§ WORK INSTRUCTIONS
Will you print, word for word, each line of the listing, starting from its very first line and going on through the line with "divergence-bar [538,61,542,64]", both of those lines included?

═════ RECORDS SUPPLIED

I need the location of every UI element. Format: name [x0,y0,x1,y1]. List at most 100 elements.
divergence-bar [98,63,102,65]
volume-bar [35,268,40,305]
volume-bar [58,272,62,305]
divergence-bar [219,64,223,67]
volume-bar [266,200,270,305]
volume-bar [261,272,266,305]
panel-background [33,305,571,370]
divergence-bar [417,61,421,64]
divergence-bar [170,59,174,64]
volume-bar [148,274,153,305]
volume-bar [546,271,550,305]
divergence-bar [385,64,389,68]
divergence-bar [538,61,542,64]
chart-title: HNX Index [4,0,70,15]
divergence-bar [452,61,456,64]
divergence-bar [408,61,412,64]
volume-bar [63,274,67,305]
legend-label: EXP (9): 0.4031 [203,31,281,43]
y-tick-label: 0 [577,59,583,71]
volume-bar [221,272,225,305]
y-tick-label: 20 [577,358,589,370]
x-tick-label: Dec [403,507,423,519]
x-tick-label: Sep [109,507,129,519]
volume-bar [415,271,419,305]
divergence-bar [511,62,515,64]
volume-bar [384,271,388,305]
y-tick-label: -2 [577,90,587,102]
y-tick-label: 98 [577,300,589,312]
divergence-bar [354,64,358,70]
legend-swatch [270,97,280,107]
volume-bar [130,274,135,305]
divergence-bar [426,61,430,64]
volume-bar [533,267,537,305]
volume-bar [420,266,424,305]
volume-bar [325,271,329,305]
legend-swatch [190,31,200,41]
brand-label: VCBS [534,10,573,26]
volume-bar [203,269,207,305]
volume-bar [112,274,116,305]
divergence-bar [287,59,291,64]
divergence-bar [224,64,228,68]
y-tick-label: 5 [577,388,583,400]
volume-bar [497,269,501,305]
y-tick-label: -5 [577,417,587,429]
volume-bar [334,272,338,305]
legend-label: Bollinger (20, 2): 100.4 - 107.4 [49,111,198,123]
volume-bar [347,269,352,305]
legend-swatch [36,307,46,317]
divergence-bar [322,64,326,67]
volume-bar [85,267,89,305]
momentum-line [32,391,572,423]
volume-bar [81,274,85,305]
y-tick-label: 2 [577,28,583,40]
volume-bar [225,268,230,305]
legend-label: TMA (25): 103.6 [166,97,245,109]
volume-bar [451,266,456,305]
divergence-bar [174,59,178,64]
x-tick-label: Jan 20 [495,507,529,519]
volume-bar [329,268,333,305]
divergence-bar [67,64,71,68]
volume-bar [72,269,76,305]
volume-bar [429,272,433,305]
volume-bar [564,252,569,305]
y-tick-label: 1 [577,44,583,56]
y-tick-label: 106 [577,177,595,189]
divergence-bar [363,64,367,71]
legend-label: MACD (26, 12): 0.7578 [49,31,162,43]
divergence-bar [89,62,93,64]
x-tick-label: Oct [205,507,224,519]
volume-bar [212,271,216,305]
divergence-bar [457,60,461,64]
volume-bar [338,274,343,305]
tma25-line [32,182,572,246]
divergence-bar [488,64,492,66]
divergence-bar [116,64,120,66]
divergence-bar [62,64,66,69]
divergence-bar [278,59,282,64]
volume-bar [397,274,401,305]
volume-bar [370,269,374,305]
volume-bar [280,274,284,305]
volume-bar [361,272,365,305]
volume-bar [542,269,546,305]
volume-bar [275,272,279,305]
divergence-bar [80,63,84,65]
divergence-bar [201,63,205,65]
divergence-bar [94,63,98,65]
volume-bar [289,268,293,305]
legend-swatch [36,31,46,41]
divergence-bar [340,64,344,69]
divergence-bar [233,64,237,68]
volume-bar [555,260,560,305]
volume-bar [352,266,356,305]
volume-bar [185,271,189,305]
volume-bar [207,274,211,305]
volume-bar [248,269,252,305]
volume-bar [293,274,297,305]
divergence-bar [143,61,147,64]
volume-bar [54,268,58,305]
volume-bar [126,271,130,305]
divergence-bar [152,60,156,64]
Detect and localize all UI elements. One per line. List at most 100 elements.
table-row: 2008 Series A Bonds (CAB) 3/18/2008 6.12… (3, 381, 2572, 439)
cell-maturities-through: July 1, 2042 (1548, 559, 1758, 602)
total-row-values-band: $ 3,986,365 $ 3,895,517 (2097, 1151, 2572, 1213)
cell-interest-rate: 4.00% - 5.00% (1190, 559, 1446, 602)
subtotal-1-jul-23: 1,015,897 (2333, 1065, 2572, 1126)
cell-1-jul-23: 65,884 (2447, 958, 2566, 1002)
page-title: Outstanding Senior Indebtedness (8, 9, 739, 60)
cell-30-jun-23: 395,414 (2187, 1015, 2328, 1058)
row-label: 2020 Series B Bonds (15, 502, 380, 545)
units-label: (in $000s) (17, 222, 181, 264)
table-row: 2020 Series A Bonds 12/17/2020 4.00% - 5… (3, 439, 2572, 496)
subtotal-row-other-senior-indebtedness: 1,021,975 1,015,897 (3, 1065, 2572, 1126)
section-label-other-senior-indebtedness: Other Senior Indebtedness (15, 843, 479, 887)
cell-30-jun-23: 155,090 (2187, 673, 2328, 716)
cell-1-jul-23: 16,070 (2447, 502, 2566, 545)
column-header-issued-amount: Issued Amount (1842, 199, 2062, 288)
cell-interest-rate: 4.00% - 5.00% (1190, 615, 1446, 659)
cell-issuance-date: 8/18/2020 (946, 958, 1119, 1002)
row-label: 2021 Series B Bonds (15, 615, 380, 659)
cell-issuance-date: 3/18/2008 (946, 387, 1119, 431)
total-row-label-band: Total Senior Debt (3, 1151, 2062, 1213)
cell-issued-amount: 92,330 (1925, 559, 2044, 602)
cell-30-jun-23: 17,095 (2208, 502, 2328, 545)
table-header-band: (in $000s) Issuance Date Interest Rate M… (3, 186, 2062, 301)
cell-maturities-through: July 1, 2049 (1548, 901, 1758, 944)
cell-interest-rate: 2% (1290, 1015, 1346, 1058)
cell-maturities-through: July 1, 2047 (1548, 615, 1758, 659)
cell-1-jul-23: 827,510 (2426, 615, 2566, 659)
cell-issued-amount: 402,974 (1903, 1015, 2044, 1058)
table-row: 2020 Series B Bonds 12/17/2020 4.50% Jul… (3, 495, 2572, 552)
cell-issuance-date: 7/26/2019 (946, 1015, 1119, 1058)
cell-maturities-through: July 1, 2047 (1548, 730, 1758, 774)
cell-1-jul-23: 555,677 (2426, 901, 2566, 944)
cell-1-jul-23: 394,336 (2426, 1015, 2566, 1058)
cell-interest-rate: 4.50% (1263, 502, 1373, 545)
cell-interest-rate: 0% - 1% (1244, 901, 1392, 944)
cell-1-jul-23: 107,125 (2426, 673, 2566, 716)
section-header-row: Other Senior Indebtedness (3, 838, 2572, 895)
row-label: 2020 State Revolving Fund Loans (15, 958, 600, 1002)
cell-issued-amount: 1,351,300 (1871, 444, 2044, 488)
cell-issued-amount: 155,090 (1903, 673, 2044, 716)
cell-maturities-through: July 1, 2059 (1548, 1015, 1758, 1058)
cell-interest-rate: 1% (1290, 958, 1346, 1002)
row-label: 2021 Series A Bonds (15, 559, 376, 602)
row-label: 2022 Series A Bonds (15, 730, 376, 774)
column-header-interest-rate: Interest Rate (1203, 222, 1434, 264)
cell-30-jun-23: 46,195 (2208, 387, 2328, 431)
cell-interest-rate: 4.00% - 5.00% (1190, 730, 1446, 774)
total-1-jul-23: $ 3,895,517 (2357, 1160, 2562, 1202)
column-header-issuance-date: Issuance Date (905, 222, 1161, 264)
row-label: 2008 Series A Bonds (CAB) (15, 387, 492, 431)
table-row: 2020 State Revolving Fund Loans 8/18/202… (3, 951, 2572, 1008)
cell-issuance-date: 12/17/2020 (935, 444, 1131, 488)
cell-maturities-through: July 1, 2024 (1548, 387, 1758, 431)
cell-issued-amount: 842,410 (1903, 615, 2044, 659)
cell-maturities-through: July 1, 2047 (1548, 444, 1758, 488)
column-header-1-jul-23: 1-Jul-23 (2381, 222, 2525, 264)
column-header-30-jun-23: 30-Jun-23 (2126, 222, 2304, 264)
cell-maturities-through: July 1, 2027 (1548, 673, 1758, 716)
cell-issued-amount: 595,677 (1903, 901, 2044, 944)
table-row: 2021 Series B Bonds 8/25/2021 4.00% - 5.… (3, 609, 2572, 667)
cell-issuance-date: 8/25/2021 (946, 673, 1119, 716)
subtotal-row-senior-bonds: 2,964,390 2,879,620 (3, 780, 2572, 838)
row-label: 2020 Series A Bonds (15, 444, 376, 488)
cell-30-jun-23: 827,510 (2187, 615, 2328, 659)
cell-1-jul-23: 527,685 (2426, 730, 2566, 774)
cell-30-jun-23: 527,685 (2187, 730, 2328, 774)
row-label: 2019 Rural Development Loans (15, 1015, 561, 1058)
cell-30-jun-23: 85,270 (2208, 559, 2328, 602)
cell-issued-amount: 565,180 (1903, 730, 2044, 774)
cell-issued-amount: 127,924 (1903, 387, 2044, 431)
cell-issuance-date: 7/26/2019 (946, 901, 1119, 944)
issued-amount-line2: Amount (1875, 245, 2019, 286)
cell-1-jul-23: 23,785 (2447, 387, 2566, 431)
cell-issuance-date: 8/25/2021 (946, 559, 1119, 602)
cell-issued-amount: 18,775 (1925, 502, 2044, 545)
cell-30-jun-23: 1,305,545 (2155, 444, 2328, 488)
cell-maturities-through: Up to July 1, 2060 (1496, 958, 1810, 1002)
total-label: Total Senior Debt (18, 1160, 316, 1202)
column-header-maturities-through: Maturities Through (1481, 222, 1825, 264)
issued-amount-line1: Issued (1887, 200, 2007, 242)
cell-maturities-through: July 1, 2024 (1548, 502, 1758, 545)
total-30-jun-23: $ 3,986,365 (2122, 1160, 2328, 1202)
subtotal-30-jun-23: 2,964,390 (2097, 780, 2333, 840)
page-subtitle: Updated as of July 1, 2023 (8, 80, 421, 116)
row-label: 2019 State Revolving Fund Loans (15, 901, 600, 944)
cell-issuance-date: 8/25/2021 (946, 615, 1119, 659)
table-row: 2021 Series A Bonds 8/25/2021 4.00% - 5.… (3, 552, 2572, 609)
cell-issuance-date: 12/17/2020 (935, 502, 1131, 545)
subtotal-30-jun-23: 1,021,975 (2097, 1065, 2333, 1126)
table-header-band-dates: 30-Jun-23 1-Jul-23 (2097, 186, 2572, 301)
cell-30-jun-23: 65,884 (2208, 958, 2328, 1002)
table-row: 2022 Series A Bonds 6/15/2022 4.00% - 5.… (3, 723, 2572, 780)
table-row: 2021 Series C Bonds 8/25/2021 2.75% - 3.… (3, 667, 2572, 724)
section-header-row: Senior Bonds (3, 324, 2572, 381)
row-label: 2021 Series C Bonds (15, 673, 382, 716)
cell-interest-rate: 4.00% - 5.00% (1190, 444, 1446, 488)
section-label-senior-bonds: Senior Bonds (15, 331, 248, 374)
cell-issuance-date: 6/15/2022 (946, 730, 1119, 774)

══════════

§ THE RESULT
I need the location of every UI element. Format: name [x0,y0,x1,y1]. List at most 100 elements.
divergence-bar [98,63,102,65]
volume-bar [35,268,40,305]
volume-bar [58,272,62,305]
divergence-bar [219,64,223,67]
volume-bar [266,200,270,305]
volume-bar [261,272,266,305]
panel-background [33,305,571,370]
divergence-bar [417,61,421,64]
divergence-bar [170,59,174,64]
volume-bar [148,274,153,305]
volume-bar [546,271,550,305]
divergence-bar [385,64,389,68]
divergence-bar [538,61,542,64]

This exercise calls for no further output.